Data section
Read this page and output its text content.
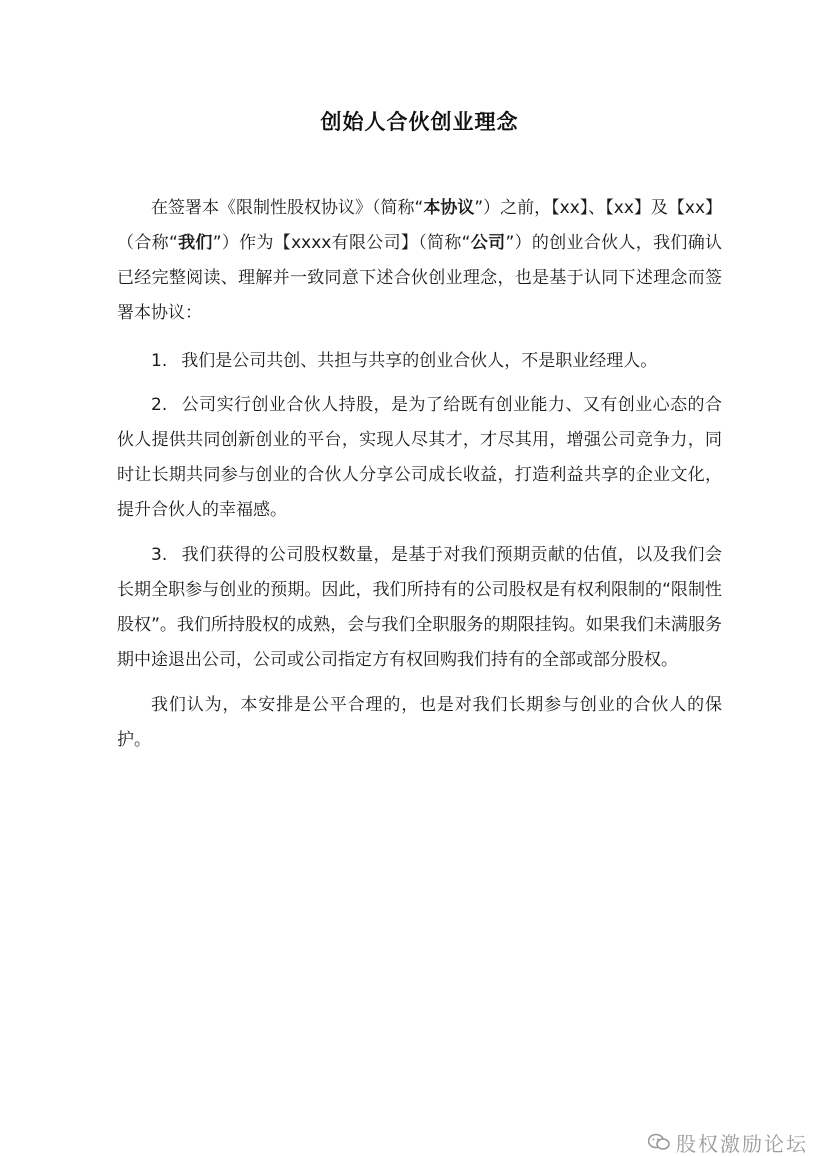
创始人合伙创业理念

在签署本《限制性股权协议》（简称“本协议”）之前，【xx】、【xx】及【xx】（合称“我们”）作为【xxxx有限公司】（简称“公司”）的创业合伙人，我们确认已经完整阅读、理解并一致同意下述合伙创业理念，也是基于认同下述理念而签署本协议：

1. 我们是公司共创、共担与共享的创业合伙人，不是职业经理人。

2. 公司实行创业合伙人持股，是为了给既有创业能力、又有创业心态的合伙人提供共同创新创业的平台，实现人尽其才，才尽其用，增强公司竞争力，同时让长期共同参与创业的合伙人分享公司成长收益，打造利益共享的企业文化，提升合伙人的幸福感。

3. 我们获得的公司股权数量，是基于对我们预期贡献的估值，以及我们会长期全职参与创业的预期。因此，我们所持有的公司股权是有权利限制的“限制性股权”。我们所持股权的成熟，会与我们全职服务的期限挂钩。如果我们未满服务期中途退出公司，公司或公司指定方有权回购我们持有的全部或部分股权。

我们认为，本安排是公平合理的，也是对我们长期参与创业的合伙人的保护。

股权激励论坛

Prompt
The material above holds pictures; copy everything else in it exactly.

Written answer
Read this page and output its text content.
创始人合伙创业理念

在签署本《限制性股权协议》（简称“本协议”）之前，【xx】、【xx】及【xx】（合称“我们”）作为【xxxx有限公司】（简称“公司”）的创业合伙人，我们确认已经完整阅读、理解并一致同意下述合伙创业理念，也是基于认同下述理念而签署本协议：

1. 我们是公司共创、共担与共享的创业合伙人，不是职业经理人。

2. 公司实行创业合伙人持股，是为了给既有创业能力、又有创业心态的合伙人提供共同创新创业的平台，实现人尽其才，才尽其用，增强公司竞争力，同时让长期共同参与创业的合伙人分享公司成长收益，打造利益共享的企业文化，提升合伙人的幸福感。

3. 我们获得的公司股权数量，是基于对我们预期贡献的估值，以及我们会长期全职参与创业的预期。因此，我们所持有的公司股权是有权利限制的“限制性股权”。我们所持股权的成熟，会与我们全职服务的期限挂钩。如果我们未满服务期中途退出公司，公司或公司指定方有权回购我们持有的全部或部分股权。

我们认为，本安排是公平合理的，也是对我们长期参与创业的合伙人的保护。

股权激励论坛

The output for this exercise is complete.